> DATA SUPPLIED

....

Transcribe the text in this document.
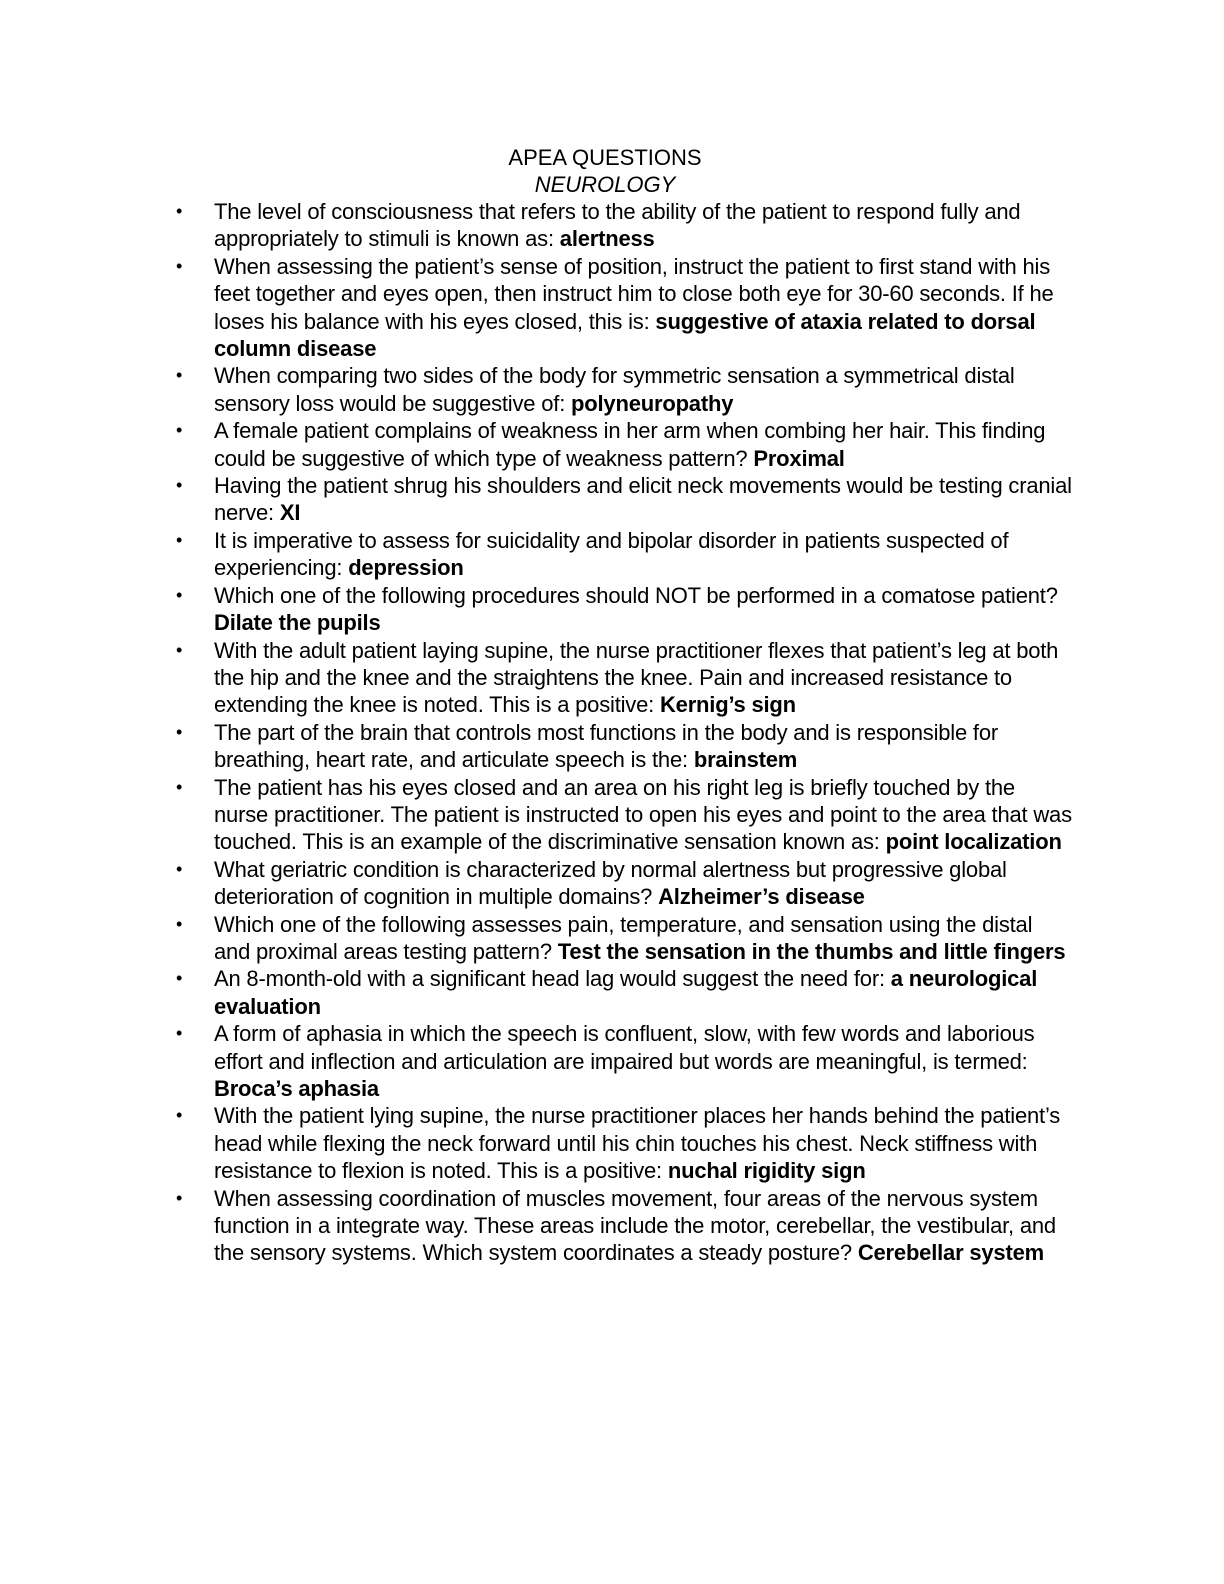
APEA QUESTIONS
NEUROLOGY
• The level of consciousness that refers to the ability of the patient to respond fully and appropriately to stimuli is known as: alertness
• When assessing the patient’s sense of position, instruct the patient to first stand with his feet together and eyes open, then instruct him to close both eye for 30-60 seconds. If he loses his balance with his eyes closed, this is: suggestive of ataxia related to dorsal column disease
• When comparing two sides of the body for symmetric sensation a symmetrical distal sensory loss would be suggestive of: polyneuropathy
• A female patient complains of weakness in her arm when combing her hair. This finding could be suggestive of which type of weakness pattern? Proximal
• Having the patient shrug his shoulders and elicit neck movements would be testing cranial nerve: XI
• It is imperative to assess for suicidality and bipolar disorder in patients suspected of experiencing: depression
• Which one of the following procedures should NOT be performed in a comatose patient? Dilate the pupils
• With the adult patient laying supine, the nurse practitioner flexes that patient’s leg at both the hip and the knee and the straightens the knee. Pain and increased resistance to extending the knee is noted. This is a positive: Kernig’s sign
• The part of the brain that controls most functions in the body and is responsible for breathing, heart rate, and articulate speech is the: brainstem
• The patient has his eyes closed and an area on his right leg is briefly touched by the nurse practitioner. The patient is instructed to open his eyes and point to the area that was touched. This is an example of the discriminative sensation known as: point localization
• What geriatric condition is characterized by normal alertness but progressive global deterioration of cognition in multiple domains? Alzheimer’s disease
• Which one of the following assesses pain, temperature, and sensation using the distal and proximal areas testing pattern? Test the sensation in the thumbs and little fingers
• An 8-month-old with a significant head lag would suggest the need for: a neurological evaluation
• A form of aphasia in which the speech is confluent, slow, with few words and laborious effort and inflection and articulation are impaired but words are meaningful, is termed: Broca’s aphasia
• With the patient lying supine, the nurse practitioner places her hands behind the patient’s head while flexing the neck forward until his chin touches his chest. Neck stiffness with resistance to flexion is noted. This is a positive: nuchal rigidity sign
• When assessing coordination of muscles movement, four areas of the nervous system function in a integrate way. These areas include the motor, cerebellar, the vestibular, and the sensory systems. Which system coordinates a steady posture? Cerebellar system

....

> WHAT THIS TASK INVOLVES
Your reply should hold every line of the material, unaltered, and not one picture.

> SOLUTION
Transcribe the text in this document.
APEA QUESTIONS
NEUROLOGY
• The level of consciousness that refers to the ability of the patient to respond fully and appropriately to stimuli is known as: alertness
• When assessing the patient’s sense of position, instruct the patient to first stand with his feet together and eyes open, then instruct him to close both eye for 30-60 seconds. If he loses his balance with his eyes closed, this is: suggestive of ataxia related to dorsal column disease
• When comparing two sides of the body for symmetric sensation a symmetrical distal sensory loss would be suggestive of: polyneuropathy
• A female patient complains of weakness in her arm when combing her hair. This finding could be suggestive of which type of weakness pattern? Proximal
• Having the patient shrug his shoulders and elicit neck movements would be testing cranial nerve: XI
• It is imperative to assess for suicidality and bipolar disorder in patients suspected of experiencing: depression
• Which one of the following procedures should NOT be performed in a comatose patient? Dilate the pupils
• With the adult patient laying supine, the nurse practitioner flexes that patient’s leg at both the hip and the knee and the straightens the knee. Pain and increased resistance to extending the knee is noted. This is a positive: Kernig’s sign
• The part of the brain that controls most functions in the body and is responsible for breathing, heart rate, and articulate speech is the: brainstem
• The patient has his eyes closed and an area on his right leg is briefly touched by the nurse practitioner. The patient is instructed to open his eyes and point to the area that was touched. This is an example of the discriminative sensation known as: point localization
• What geriatric condition is characterized by normal alertness but progressive global deterioration of cognition in multiple domains? Alzheimer’s disease
• Which one of the following assesses pain, temperature, and sensation using the distal and proximal areas testing pattern? Test the sensation in the thumbs and little fingers
• An 8-month-old with a significant head lag would suggest the need for: a neurological evaluation
• A form of aphasia in which the speech is confluent, slow, with few words and laborious effort and inflection and articulation are impaired but words are meaningful, is termed: Broca’s aphasia
• With the patient lying supine, the nurse practitioner places her hands behind the patient’s head while flexing the neck forward until his chin touches his chest. Neck stiffness with resistance to flexion is noted. This is a positive: nuchal rigidity sign
• When assessing coordination of muscles movement, four areas of the nervous system function in a integrate way. These areas include the motor, cerebellar, the vestibular, and the sensory systems. Which system coordinates a steady posture? Cerebellar system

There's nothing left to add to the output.